Extract each line of the data and write it out again exactly.

[Data listing]
########################################
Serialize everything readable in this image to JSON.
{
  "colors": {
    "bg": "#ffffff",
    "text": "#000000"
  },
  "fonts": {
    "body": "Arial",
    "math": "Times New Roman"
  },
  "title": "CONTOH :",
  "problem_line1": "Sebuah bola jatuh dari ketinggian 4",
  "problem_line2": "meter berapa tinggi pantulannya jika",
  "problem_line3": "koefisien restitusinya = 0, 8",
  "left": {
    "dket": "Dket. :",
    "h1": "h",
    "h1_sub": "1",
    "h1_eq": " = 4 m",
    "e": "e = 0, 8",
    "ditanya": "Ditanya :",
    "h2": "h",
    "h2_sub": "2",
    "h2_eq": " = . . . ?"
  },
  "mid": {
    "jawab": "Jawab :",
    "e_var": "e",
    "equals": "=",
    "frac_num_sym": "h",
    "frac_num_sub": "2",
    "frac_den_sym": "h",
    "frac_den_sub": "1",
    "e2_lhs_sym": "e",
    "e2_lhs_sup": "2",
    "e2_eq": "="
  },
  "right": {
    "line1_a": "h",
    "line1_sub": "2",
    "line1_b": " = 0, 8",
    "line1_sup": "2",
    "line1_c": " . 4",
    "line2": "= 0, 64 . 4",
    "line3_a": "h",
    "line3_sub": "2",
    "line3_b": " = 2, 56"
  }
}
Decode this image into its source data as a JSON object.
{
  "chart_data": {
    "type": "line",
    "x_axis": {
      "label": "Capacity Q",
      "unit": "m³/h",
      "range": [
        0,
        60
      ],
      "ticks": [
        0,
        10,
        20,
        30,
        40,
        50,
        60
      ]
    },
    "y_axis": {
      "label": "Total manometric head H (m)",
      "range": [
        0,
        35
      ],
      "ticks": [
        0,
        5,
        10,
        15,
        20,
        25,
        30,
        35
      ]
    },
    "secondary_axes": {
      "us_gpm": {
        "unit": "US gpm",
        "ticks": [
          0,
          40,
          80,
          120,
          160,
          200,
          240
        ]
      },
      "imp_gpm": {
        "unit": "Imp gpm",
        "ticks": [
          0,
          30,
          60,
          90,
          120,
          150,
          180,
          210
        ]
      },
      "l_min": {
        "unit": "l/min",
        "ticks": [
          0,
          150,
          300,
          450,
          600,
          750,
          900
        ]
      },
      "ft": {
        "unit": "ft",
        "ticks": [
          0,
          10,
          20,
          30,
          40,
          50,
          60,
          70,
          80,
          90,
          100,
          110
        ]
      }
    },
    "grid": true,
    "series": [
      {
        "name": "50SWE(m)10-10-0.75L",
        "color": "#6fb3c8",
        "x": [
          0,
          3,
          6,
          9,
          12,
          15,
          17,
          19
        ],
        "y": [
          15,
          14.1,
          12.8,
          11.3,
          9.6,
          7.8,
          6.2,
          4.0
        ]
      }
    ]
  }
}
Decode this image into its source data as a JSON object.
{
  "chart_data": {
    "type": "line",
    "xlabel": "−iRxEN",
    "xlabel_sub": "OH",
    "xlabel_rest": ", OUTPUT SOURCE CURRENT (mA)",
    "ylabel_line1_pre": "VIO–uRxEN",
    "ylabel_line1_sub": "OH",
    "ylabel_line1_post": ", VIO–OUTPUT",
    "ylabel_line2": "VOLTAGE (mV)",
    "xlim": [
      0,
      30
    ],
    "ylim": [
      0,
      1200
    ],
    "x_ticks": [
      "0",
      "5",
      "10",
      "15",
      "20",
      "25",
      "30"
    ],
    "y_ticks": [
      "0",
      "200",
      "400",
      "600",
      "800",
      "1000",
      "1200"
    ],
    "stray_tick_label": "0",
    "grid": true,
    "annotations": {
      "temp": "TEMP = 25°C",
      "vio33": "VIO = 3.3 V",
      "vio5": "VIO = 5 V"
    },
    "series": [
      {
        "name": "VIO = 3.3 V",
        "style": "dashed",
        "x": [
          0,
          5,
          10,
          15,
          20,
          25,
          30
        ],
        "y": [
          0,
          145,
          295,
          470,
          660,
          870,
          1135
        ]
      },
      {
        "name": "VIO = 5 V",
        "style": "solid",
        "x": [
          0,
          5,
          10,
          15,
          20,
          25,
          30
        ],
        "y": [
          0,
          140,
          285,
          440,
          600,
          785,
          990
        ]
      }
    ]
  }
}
########################################
▶ _Final result_:
Serialize everything readable in this image to JSON.
{
  "colors": {
    "bg": "#ffffff",
    "text": "#000000"
  },
  "fonts": {
    "body": "Arial",
    "math": "Times New Roman"
  },
  "title": "CONTOH :",
  "problem_line1": "Sebuah bola jatuh dari ketinggian 4",
  "problem_line2": "meter berapa tinggi pantulannya jika",
  "problem_line3": "koefisien restitusinya = 0, 8",
  "left": {
    "dket": "Dket. :",
    "h1": "h",
    "h1_sub": "1",
    "h1_eq": " = 4 m",
    "e": "e = 0, 8",
    "ditanya": "Ditanya :",
    "h2": "h",
    "h2_sub": "2",
    "h2_eq": " = . . . ?"
  },
  "mid": {
    "jawab": "Jawab :",
    "e_var": "e",
    "equals": "=",
    "frac_num_sym": "h",
    "frac_num_sub": "2",
    "frac_den_sym": "h",
    "frac_den_sub": "1",
    "e2_lhs_sym": "e",
    "e2_lhs_sup": "2",
    "e2_eq": "="
  },
  "right": {
    "line1_a": "h",
    "line1_sub": "2",
    "line1_b": " = 0, 8",
    "line1_sup": "2",
    "line1_c": " . 4",
    "line2": "= 0, 64 . 4",
    "line3_a": "h",
    "line3_sub": "2",
    "line3_b": " = 2, 56"
  }
}
Decode this image into its source data as a JSON object.
{
  "chart_data": {
    "type": "line",
    "x_axis": {
      "label": "Capacity Q",
      "unit": "m³/h",
      "range": [
        0,
        60
      ],
      "ticks": [
        0,
        10,
        20,
        30,
        40,
        50,
        60
      ]
    },
    "y_axis": {
      "label": "Total manometric head H (m)",
      "range": [
        0,
        35
      ],
      "ticks": [
        0,
        5,
        10,
        15,
        20,
        25,
        30,
        35
      ]
    },
    "secondary_axes": {
      "us_gpm": {
        "unit": "US gpm",
        "ticks": [
          0,
          40,
          80,
          120,
          160,
          200,
          240
        ]
      },
      "imp_gpm": {
        "unit": "Imp gpm",
        "ticks": [
          0,
          30,
          60,
          90,
          120,
          150,
          180,
          210
        ]
      },
      "l_min": {
        "unit": "l/min",
        "ticks": [
          0,
          150,
          300,
          450,
          600,
          750,
          900
        ]
      },
      "ft": {
        "unit": "ft",
        "ticks": [
          0,
          10,
          20,
          30,
          40,
          50,
          60,
          70,
          80,
          90,
          100,
          110
        ]
      }
    },
    "grid": true,
    "series": [
      {
        "name": "50SWE(m)10-10-0.75L",
        "color": "#6fb3c8",
        "x": [
          0,
          3,
          6,
          9,
          12,
          15,
          17,
          19
        ],
        "y": [
          15,
          14.1,
          12.8,
          11.3,
          9.6,
          7.8,
          6.2,
          4.0
        ]
      }
    ]
  }
}
Decode this image into its source data as a JSON object.
{
  "chart_data": {
    "type": "line",
    "xlabel": "−iRxEN",
    "xlabel_sub": "OH",
    "xlabel_rest": ", OUTPUT SOURCE CURRENT (mA)",
    "ylabel_line1_pre": "VIO–uRxEN",
    "ylabel_line1_sub": "OH",
    "ylabel_line1_post": ", VIO–OUTPUT",
    "ylabel_line2": "VOLTAGE (mV)",
    "xlim": [
      0,
      30
    ],
    "ylim": [
      0,
      1200
    ],
    "x_ticks": [
      "0",
      "5",
      "10",
      "15",
      "20",
      "25",
      "30"
    ],
    "y_ticks": [
      "0",
      "200",
      "400",
      "600",
      "800",
      "1000",
      "1200"
    ],
    "stray_tick_label": "0",
    "grid": true,
    "annotations": {
      "temp": "TEMP = 25°C",
      "vio33": "VIO = 3.3 V",
      "vio5": "VIO = 5 V"
    },
    "series": [
      {
        "name": "VIO = 3.3 V",
        "style": "dashed",
        "x": [
          0,
          5,
          10,
          15,
          20,
          25,
          30
        ],
        "y": [
          0,
          145,
          295,
          470,
          660,
          870,
          1135
        ]
      },
      {
        "name": "VIO = 5 V",
        "style": "solid",
        "x": [
          0,
          5,
          10,
          15,
          20,
          25,
          30
        ],
        "y": [
          0,
          140,
          285,
          440,
          600,
          785,
          990
        ]
      }
    ]
  }
}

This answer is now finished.